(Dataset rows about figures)
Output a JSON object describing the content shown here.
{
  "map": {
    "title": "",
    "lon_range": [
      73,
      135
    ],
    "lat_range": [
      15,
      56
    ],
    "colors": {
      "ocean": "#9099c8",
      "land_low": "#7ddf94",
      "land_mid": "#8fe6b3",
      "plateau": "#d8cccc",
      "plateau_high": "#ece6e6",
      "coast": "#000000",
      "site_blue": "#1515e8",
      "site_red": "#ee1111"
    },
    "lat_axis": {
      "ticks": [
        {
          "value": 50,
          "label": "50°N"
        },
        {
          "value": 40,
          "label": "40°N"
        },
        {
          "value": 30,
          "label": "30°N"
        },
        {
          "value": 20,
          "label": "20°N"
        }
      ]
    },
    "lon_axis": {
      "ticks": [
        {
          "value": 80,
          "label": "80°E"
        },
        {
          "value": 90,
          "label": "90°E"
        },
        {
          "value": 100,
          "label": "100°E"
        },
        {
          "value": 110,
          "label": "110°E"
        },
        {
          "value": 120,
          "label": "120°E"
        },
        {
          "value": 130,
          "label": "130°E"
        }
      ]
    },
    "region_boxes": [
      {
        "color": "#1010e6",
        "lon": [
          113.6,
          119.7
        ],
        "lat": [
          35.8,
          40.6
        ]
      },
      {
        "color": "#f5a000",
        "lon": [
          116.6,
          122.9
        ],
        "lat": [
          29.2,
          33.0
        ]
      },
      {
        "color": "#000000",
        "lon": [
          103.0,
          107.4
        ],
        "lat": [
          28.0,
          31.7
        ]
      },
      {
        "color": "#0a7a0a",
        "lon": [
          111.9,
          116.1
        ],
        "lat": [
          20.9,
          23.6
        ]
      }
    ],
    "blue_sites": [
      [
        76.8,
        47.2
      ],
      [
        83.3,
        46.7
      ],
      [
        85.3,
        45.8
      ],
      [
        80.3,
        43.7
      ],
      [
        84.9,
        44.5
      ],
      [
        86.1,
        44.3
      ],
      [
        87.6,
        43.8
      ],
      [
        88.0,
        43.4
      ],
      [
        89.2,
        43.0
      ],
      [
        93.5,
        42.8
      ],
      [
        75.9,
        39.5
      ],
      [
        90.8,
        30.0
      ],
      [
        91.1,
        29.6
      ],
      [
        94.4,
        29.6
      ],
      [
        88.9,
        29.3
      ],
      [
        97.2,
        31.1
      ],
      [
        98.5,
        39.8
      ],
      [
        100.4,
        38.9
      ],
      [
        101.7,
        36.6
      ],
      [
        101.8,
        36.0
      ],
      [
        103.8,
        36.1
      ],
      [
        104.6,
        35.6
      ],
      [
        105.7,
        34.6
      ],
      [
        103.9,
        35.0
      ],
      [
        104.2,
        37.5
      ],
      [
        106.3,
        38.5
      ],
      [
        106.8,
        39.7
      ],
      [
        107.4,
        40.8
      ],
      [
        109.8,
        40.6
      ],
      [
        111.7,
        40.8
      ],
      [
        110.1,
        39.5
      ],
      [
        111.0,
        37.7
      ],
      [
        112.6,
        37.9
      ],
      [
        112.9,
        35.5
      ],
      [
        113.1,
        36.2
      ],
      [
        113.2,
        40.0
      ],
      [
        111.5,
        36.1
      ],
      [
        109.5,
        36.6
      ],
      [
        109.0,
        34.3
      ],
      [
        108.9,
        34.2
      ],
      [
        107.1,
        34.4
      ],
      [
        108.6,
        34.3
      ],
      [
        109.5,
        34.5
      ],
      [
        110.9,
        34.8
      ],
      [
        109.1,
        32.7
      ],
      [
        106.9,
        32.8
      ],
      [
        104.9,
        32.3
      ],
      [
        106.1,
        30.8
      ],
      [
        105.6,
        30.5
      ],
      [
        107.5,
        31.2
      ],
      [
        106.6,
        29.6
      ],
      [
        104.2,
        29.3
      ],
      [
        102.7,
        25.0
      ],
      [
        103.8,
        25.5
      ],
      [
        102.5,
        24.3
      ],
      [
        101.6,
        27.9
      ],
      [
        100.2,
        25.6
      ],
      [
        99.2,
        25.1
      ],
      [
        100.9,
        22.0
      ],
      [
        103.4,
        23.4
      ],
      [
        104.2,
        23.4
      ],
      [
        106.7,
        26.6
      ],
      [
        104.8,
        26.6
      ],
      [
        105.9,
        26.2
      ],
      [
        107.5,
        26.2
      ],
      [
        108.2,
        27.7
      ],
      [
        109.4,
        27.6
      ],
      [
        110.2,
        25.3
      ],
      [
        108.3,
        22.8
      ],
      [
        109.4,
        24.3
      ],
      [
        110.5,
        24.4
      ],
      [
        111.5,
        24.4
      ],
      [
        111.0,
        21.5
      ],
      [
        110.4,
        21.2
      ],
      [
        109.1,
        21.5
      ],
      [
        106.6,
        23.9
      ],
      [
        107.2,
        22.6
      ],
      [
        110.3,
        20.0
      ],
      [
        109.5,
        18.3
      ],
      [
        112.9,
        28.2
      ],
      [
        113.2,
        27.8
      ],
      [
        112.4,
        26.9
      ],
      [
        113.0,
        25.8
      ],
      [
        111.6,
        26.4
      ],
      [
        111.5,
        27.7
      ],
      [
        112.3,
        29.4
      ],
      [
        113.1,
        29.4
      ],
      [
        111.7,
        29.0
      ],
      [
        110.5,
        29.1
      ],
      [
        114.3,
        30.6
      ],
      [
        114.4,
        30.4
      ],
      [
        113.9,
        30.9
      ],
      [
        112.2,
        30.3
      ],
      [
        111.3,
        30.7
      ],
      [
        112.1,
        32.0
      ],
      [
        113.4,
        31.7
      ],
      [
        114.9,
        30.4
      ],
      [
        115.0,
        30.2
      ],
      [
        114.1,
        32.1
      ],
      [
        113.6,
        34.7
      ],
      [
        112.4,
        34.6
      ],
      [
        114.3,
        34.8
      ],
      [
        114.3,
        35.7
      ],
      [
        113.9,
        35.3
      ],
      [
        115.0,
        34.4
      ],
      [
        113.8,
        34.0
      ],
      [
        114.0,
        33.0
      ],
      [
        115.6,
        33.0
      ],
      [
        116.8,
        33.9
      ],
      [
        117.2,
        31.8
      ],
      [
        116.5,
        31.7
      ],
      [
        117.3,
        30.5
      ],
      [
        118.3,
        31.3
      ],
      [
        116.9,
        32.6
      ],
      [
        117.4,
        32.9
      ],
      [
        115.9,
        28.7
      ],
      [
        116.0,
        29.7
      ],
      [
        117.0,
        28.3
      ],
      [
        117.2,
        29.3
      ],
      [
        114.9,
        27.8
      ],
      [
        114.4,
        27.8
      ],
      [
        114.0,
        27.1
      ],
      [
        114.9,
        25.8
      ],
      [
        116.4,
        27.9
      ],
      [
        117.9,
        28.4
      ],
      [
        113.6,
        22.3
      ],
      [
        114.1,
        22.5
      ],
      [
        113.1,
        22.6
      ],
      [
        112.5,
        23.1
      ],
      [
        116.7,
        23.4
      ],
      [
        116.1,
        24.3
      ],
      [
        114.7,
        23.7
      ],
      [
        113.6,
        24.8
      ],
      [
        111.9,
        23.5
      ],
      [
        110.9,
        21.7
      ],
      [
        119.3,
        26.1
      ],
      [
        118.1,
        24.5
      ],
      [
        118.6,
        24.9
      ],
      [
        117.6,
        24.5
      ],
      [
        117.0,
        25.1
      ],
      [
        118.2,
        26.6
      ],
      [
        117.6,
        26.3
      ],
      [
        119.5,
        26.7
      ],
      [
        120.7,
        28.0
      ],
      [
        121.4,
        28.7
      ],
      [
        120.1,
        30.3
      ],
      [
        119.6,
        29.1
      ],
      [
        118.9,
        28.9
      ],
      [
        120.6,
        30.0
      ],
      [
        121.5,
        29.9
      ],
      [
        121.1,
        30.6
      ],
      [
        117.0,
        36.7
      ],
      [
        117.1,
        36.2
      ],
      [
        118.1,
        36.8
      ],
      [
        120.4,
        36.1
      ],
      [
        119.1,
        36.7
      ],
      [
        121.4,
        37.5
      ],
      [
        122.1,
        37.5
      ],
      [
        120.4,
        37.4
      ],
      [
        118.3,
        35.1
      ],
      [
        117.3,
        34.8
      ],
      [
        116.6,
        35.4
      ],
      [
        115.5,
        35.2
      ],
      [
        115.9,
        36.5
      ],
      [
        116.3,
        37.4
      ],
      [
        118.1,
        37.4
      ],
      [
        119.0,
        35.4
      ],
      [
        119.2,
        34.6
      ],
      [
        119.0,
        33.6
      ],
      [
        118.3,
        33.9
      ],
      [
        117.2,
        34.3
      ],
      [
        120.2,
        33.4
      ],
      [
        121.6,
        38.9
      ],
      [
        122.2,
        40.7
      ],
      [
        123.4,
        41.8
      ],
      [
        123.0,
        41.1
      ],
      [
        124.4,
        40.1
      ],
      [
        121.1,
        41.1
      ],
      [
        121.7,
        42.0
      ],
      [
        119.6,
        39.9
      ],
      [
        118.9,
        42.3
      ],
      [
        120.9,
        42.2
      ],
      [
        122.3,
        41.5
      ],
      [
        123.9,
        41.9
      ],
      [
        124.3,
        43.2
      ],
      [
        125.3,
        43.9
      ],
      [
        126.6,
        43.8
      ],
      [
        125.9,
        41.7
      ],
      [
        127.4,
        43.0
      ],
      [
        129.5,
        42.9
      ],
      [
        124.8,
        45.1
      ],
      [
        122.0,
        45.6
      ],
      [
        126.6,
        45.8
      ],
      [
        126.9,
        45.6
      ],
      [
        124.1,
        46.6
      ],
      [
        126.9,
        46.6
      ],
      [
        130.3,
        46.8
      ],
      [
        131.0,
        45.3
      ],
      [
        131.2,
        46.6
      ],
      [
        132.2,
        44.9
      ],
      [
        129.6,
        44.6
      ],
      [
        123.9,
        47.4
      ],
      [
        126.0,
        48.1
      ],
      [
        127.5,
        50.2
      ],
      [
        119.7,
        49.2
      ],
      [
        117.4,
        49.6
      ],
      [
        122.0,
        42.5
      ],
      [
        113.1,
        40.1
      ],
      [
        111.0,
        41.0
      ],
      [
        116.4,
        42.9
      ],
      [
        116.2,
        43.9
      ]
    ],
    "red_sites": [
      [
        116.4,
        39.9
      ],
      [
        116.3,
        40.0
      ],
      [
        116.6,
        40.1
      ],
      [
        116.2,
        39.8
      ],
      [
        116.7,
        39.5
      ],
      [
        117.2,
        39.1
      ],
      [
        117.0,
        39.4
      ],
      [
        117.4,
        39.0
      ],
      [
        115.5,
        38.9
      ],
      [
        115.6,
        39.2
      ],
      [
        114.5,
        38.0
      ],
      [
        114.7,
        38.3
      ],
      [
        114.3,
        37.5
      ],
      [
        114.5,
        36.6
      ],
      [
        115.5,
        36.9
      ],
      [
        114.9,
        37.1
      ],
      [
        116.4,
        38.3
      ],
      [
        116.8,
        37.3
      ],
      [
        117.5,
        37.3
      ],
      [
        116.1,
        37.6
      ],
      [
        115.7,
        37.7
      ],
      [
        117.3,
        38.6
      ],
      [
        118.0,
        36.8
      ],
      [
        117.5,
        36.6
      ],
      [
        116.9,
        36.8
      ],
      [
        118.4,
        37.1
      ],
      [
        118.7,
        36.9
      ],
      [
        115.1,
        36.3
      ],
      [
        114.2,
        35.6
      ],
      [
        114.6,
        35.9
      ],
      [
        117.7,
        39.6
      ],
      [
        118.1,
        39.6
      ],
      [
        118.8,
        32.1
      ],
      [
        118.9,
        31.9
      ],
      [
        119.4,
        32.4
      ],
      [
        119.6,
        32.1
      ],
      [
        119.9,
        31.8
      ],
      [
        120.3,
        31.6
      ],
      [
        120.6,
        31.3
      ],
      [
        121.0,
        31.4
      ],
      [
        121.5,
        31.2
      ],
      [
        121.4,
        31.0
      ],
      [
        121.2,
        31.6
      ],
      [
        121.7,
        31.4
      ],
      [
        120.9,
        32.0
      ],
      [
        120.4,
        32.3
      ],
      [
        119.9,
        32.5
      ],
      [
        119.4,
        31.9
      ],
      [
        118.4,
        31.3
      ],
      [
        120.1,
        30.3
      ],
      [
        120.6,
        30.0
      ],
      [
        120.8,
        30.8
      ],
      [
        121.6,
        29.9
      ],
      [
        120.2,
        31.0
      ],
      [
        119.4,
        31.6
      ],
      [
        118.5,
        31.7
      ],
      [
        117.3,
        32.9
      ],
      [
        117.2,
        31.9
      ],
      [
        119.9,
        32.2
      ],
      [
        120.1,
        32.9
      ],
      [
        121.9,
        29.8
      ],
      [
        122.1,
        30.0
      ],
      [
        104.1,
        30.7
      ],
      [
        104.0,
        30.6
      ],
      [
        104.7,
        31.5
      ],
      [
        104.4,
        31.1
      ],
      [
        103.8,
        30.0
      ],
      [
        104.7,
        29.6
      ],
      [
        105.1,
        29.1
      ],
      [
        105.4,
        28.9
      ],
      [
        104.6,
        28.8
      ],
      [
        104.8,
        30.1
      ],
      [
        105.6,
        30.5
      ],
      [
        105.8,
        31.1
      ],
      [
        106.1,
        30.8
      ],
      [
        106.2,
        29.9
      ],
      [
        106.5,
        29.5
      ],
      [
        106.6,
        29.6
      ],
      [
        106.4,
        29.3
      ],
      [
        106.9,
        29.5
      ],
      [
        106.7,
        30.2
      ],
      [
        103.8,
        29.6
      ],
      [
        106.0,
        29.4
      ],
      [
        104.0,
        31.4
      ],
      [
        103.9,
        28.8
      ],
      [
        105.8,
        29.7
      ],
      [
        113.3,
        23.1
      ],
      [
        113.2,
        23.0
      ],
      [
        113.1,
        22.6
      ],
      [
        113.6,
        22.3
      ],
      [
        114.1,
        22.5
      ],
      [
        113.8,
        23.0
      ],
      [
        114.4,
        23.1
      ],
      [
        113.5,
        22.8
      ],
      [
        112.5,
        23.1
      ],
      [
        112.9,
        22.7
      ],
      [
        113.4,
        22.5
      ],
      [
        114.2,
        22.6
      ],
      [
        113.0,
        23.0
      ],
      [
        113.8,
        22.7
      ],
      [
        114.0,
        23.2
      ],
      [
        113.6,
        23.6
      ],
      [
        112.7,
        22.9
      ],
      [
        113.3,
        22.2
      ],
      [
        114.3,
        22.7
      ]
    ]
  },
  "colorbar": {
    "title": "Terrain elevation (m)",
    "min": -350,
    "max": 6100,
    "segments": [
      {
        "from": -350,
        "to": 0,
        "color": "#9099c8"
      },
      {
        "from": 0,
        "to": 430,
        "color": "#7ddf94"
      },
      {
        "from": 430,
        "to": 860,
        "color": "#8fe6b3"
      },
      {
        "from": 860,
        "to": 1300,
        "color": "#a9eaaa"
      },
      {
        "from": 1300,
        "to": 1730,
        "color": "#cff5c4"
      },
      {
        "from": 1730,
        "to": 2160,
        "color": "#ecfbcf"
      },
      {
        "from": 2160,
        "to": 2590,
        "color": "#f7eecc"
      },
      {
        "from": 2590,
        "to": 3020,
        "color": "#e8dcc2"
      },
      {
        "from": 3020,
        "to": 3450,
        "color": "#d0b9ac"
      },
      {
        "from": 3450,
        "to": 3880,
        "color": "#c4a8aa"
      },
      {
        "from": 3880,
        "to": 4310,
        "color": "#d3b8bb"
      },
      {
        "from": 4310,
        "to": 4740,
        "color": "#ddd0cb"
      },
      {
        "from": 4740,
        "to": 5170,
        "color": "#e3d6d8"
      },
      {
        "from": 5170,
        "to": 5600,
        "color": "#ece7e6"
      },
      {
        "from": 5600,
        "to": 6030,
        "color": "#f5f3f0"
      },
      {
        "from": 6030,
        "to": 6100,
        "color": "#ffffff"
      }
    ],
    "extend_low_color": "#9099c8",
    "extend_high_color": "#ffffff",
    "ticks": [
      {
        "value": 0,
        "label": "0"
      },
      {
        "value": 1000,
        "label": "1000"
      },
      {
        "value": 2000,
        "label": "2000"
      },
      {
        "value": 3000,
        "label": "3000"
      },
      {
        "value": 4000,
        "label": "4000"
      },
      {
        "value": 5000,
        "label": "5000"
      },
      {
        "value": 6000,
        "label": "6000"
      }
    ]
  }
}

▸ **DIRECTIONS**
Copy each line of the records containing the string "ffffff".

▸ **THE SOLUTION**
        "color": "#ffffff"
    "extend_high_color": "#ffffff",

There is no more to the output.